THE PROBLEM: Write the number of lines holding the word "temps", and nothing else.

EXTRACTED MATERIAL:
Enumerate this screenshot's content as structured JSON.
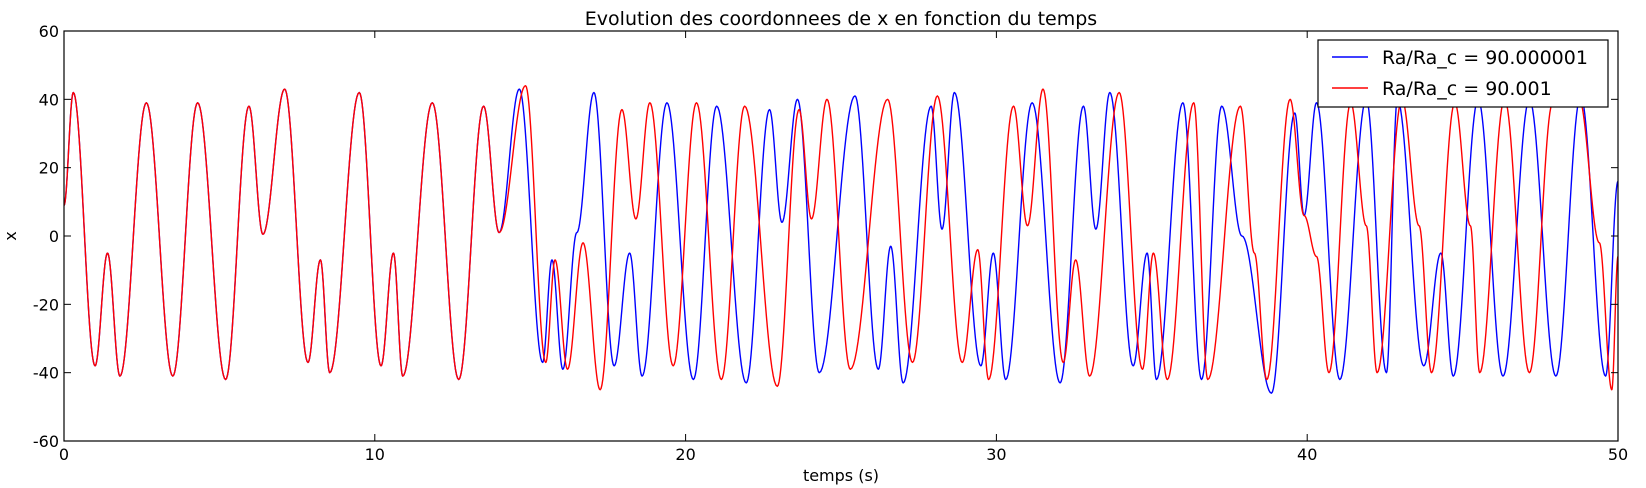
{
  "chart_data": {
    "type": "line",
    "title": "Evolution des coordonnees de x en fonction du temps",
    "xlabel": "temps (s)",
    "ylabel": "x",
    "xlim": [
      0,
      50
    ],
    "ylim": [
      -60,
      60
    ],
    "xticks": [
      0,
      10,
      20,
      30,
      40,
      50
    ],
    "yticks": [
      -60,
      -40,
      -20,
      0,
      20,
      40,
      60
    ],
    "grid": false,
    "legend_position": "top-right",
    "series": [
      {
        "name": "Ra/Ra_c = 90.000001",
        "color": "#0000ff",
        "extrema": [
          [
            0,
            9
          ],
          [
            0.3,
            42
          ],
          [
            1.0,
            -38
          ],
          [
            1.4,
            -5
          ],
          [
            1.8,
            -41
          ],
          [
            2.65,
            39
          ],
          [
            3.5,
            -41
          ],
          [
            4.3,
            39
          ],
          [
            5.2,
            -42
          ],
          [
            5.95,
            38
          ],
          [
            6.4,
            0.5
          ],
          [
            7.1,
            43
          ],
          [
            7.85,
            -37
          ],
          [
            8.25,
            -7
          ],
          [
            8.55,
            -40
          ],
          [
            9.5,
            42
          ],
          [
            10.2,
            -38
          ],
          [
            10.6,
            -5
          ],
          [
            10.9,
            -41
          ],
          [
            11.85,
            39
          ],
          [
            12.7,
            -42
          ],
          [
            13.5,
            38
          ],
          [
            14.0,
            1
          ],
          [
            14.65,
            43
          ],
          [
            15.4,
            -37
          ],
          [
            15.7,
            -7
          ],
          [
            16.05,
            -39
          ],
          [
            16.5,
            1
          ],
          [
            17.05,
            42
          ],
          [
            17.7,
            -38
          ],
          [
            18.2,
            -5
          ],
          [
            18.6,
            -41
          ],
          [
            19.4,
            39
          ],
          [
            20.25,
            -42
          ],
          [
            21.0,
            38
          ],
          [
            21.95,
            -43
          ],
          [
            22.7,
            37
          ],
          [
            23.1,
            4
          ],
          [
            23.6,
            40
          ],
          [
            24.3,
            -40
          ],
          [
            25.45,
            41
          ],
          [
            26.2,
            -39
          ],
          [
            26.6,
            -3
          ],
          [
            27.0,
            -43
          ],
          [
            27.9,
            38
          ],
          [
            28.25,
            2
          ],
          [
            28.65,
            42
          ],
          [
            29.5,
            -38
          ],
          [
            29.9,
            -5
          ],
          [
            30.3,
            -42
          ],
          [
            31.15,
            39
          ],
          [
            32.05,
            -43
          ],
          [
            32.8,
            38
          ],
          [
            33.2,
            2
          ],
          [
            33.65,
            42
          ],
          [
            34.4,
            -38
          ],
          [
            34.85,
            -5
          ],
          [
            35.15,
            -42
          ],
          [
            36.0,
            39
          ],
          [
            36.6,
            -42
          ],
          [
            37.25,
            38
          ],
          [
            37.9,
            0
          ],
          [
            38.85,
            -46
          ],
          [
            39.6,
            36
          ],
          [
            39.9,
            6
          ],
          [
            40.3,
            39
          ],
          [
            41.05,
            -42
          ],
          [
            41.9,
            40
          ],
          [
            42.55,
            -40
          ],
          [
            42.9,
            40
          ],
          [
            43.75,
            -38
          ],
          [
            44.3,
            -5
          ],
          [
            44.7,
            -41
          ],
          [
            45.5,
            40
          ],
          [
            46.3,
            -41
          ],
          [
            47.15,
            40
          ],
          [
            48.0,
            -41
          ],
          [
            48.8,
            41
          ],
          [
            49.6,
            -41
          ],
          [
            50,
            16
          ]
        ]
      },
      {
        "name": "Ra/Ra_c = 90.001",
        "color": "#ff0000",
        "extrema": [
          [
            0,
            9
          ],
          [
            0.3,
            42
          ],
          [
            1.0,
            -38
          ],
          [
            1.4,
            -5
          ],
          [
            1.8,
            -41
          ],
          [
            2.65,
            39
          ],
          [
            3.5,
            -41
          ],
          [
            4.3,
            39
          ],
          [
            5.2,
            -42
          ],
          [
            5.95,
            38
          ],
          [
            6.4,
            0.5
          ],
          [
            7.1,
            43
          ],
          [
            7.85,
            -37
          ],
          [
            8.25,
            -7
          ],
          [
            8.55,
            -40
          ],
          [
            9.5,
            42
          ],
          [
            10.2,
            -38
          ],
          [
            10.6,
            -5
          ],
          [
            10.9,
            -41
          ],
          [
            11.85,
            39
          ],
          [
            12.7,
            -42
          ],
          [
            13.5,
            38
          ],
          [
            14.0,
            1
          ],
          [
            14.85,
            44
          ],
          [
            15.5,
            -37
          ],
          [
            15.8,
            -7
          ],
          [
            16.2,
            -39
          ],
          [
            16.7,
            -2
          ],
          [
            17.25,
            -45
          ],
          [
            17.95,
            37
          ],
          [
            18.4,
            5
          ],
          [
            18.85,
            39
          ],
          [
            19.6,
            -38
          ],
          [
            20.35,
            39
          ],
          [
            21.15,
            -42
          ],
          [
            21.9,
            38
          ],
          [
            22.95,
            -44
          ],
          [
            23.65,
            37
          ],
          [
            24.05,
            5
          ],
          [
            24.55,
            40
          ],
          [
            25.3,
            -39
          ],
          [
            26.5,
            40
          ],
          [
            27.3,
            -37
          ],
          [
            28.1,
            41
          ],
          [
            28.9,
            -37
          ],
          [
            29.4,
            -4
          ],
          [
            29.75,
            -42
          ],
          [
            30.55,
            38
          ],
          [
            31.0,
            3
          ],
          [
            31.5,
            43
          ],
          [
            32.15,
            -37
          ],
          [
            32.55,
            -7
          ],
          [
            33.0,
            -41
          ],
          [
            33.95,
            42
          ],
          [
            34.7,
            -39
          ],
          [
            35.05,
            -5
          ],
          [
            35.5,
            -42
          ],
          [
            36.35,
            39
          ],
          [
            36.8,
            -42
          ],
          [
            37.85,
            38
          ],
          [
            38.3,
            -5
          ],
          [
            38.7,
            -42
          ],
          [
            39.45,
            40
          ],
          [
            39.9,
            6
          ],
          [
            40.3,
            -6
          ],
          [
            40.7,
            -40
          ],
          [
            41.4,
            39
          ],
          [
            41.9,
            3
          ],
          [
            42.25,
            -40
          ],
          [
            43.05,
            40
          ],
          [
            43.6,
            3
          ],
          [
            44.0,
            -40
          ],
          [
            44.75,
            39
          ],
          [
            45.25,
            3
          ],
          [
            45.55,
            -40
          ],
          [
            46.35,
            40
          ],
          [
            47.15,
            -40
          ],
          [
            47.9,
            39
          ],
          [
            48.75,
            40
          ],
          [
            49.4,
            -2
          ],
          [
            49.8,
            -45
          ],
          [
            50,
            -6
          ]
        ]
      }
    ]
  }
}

RESPONSE TO THIS EXERCISE: 2